[Entries]:
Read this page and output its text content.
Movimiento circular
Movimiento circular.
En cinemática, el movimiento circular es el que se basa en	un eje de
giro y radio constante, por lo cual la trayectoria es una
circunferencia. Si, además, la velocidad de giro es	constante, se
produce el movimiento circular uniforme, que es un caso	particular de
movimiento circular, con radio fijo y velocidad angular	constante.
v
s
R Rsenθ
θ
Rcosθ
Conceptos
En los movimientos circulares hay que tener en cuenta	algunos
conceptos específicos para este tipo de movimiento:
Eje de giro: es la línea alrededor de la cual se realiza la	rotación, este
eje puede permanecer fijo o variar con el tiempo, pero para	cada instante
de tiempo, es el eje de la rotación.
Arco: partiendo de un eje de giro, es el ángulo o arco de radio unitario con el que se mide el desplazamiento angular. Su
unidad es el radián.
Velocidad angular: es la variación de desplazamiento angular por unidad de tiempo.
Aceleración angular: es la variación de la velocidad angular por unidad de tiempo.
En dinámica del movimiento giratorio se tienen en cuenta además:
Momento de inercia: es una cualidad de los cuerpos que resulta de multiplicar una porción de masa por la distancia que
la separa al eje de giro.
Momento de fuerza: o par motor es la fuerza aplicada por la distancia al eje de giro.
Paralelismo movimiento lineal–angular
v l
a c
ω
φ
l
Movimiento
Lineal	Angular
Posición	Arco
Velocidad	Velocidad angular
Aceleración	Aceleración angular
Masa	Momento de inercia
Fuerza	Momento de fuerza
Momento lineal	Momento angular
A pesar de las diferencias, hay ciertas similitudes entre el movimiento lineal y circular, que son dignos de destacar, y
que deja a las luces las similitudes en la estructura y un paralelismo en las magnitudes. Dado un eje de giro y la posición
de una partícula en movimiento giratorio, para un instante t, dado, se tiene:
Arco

[Written request]: Every line of the data above should be reproduced word for word.

[Solution]:
Read this page and output its text content.
Movimiento circular
Movimiento circular.
En cinemática, el movimiento circular es el que se basa en	un eje de
giro y radio constante, por lo cual la trayectoria es una
circunferencia. Si, además, la velocidad de giro es	constante, se
produce el movimiento circular uniforme, que es un caso	particular de
movimiento circular, con radio fijo y velocidad angular	constante.
v
s
R Rsenθ
θ
Rcosθ
Conceptos
En los movimientos circulares hay que tener en cuenta	algunos
conceptos específicos para este tipo de movimiento:
Eje de giro: es la línea alrededor de la cual se realiza la	rotación, este
eje puede permanecer fijo o variar con el tiempo, pero para	cada instante
de tiempo, es el eje de la rotación.
Arco: partiendo de un eje de giro, es el ángulo o arco de radio unitario con el que se mide el desplazamiento angular. Su
unidad es el radián.
Velocidad angular: es la variación de desplazamiento angular por unidad de tiempo.
Aceleración angular: es la variación de la velocidad angular por unidad de tiempo.
En dinámica del movimiento giratorio se tienen en cuenta además:
Momento de inercia: es una cualidad de los cuerpos que resulta de multiplicar una porción de masa por la distancia que
la separa al eje de giro.
Momento de fuerza: o par motor es la fuerza aplicada por la distancia al eje de giro.
Paralelismo movimiento lineal–angular
v l
a c
ω
φ
l
Movimiento
Lineal	Angular
Posición	Arco
Velocidad	Velocidad angular
Aceleración	Aceleración angular
Masa	Momento de inercia
Fuerza	Momento de fuerza
Momento lineal	Momento angular
A pesar de las diferencias, hay ciertas similitudes entre el movimiento lineal y circular, que son dignos de destacar, y
que deja a las luces las similitudes en la estructura y un paralelismo en las magnitudes. Dado un eje de giro y la posición
de una partícula en movimiento giratorio, para un instante t, dado, se tiene:
Arco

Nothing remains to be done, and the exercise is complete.